Every line that contains the word "Lumière" should be copied out.

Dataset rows

'''

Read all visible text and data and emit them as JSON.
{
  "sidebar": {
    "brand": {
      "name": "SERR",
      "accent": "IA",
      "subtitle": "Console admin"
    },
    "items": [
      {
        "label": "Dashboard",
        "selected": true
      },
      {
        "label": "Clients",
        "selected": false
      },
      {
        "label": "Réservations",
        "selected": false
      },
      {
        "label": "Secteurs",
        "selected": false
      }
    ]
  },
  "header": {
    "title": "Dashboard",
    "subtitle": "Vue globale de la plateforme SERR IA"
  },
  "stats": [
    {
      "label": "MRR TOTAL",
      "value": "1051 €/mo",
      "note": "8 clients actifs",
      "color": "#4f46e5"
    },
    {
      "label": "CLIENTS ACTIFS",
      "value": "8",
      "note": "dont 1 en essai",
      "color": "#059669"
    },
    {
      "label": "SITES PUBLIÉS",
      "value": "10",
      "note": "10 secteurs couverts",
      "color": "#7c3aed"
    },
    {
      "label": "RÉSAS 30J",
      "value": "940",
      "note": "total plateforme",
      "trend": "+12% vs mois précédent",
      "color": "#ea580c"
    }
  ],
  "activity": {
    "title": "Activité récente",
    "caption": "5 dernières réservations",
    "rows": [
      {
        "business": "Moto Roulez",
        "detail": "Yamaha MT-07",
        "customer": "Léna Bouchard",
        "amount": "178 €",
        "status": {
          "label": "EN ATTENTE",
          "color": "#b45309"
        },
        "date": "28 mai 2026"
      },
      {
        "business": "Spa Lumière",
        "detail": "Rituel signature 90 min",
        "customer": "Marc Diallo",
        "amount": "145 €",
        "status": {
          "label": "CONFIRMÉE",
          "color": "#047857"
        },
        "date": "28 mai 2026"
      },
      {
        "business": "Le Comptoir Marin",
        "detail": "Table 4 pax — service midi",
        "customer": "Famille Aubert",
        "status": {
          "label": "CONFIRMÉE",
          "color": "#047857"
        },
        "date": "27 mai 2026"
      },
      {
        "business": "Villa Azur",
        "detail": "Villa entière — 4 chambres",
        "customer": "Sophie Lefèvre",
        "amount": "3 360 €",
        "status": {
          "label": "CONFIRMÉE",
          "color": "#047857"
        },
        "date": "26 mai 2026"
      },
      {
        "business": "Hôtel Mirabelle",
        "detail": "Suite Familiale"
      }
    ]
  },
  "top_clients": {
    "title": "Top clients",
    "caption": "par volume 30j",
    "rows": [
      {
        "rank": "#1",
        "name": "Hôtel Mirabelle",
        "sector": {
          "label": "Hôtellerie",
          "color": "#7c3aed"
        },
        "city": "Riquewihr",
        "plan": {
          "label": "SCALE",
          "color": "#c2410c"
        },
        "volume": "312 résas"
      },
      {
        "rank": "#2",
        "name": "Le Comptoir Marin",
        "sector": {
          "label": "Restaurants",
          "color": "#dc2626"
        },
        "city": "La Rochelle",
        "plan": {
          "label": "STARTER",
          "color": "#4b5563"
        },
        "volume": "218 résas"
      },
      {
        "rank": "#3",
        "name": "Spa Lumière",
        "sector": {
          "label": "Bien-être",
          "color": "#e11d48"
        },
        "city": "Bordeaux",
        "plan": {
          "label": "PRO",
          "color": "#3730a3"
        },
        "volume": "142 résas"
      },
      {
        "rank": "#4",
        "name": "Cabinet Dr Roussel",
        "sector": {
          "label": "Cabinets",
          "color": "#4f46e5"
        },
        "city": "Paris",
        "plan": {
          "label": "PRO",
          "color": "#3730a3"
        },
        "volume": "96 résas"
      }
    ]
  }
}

'''

Correct output
        "business": "Spa Lumière",
        "name": "Spa Lumière",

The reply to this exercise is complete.